╭──

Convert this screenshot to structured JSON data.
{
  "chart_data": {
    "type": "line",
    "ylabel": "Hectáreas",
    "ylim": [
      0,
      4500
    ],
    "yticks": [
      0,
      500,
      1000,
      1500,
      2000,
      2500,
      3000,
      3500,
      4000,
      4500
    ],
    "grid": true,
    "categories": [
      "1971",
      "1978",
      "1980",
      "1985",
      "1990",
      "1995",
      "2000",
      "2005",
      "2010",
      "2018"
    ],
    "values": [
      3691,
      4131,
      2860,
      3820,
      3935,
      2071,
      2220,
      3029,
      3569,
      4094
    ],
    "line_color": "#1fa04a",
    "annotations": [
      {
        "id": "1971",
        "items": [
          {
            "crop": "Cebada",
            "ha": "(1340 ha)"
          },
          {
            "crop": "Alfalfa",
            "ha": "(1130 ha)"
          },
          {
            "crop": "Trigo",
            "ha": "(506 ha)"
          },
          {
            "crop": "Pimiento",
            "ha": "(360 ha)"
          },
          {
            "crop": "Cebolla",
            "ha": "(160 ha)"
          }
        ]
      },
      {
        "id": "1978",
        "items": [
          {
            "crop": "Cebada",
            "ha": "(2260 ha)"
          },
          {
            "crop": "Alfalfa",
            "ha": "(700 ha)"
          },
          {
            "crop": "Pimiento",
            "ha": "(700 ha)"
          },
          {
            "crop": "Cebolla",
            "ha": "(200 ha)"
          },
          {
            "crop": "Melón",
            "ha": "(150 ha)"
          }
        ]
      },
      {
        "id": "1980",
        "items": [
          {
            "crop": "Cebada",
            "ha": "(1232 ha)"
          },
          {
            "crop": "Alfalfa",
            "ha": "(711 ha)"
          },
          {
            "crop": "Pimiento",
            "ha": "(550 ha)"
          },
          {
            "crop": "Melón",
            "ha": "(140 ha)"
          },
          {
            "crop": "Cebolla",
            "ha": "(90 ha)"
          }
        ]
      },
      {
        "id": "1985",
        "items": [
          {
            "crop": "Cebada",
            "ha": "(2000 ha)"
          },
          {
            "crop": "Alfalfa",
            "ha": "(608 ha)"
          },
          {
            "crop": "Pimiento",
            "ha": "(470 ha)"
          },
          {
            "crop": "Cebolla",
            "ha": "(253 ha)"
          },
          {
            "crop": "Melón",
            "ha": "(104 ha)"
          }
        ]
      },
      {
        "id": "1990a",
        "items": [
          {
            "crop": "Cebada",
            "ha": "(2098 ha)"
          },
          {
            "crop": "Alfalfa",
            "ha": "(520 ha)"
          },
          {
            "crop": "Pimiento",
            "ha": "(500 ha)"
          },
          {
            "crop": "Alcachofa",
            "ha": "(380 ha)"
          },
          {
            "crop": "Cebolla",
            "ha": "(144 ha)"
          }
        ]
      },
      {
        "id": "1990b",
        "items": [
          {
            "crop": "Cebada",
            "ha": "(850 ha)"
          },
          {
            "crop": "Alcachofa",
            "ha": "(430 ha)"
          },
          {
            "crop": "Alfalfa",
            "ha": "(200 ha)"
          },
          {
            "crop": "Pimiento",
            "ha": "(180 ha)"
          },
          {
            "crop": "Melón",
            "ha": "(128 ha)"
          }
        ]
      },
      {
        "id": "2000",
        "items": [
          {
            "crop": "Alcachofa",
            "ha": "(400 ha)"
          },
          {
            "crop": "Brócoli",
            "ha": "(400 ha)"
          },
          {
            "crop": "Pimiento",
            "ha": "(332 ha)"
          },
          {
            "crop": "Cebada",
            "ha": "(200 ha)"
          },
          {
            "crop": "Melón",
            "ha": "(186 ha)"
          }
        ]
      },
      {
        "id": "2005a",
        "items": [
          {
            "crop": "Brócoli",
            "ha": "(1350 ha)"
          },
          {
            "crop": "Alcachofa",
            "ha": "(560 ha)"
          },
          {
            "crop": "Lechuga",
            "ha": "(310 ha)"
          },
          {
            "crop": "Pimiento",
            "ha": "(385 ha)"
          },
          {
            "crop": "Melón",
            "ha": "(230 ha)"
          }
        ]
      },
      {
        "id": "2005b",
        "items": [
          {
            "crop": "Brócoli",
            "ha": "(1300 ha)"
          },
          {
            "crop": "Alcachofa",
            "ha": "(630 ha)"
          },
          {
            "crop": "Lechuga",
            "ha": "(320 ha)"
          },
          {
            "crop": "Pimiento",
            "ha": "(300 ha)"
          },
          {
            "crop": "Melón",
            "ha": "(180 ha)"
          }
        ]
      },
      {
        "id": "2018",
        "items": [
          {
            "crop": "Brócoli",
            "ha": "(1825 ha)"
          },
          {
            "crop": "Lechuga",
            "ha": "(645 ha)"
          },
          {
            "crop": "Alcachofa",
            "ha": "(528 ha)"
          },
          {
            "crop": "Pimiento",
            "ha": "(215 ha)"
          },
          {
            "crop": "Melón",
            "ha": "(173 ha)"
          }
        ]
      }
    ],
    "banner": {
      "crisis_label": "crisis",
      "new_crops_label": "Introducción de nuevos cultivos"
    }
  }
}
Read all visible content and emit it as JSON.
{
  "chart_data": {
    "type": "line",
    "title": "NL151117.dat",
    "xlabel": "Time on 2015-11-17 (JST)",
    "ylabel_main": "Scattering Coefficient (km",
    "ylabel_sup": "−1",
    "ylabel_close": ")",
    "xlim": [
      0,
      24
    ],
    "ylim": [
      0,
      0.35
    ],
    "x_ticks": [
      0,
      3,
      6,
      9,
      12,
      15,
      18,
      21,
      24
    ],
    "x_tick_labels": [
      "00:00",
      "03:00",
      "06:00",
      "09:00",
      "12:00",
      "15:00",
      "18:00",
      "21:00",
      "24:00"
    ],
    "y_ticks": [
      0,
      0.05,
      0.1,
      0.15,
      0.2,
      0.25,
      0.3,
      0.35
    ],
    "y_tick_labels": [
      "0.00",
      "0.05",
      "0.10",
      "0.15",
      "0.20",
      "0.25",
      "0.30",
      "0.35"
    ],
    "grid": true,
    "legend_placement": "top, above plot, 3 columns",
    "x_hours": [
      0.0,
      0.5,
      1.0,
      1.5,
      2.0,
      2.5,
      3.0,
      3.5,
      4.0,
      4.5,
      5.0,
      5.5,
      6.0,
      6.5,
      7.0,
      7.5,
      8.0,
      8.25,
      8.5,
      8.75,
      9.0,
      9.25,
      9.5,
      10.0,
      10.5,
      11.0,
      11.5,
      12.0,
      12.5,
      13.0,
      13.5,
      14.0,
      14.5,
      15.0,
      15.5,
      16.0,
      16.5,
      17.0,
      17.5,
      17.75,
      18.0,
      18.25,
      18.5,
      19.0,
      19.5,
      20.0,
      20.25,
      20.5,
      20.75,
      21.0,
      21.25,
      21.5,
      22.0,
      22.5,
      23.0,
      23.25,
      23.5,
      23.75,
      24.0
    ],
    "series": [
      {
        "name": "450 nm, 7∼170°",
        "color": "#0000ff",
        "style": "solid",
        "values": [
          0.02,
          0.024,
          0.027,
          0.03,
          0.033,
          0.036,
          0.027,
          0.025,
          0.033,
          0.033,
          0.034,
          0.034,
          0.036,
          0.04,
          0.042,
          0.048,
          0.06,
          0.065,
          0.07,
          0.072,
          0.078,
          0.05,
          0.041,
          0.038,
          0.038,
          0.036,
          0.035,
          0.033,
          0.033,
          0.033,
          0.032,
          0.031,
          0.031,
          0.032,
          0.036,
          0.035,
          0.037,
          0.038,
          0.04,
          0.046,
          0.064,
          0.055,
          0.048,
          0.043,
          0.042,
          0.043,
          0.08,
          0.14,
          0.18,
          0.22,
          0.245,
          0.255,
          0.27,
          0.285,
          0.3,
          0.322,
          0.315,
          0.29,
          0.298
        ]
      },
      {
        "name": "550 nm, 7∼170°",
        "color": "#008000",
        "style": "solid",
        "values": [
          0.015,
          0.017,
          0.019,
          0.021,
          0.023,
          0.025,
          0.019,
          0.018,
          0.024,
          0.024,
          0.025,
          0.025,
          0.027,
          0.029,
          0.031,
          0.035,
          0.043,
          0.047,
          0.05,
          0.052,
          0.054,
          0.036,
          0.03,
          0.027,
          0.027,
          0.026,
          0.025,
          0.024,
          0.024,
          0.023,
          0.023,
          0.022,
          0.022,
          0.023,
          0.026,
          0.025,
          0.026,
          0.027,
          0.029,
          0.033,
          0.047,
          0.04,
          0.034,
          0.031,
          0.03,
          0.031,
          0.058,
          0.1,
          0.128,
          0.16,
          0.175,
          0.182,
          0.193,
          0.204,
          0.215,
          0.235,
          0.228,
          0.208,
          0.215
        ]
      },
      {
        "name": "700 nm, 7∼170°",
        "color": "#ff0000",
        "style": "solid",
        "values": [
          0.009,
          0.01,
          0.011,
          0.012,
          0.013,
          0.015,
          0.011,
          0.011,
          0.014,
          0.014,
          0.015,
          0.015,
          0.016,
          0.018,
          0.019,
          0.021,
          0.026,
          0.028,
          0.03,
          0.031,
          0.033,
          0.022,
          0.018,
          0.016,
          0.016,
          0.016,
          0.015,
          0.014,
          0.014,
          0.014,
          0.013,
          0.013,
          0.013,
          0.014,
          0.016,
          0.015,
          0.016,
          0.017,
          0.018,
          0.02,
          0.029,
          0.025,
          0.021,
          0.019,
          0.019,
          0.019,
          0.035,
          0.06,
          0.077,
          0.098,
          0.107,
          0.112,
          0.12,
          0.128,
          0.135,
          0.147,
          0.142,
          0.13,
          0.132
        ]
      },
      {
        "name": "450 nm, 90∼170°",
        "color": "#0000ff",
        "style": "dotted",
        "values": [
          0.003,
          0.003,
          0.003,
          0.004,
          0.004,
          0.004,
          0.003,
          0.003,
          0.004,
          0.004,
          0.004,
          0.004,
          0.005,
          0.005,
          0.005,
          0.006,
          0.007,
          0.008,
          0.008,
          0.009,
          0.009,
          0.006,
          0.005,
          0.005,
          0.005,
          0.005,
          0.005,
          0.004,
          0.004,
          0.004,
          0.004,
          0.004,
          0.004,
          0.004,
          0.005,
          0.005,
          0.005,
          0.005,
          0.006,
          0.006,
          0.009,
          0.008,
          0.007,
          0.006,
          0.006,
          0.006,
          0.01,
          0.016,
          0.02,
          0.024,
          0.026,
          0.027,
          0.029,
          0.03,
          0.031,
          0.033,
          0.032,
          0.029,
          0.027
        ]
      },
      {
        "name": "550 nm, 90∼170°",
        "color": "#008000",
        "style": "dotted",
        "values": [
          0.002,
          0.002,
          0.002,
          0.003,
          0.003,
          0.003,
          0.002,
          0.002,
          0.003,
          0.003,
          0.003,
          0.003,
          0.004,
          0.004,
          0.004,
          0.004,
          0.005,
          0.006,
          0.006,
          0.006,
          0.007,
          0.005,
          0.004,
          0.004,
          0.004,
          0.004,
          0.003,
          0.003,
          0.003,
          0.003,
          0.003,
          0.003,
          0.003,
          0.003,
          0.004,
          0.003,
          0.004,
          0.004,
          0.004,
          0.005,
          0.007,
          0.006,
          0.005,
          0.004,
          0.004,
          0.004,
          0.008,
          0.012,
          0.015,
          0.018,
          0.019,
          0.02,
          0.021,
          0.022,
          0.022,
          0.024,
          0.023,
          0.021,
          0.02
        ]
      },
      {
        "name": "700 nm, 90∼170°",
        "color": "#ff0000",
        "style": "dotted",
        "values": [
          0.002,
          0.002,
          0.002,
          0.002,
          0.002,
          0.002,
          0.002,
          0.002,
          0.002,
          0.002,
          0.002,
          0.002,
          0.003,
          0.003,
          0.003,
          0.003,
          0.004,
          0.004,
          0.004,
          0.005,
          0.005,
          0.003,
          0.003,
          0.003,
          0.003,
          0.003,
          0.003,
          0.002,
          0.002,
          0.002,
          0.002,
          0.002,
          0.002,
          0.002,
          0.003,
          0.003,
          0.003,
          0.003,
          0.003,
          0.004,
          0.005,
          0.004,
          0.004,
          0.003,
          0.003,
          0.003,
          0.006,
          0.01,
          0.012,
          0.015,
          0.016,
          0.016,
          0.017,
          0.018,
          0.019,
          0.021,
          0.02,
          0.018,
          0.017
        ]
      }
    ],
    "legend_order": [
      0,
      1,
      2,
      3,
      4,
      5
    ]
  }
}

╰──

WRITTEN REQUEST -> Copy out every line in the entries above that holds "JSON".

SOLVED PROBLEM ->
Convert this screenshot to structured JSON data.
Read all visible content and emit it as JSON.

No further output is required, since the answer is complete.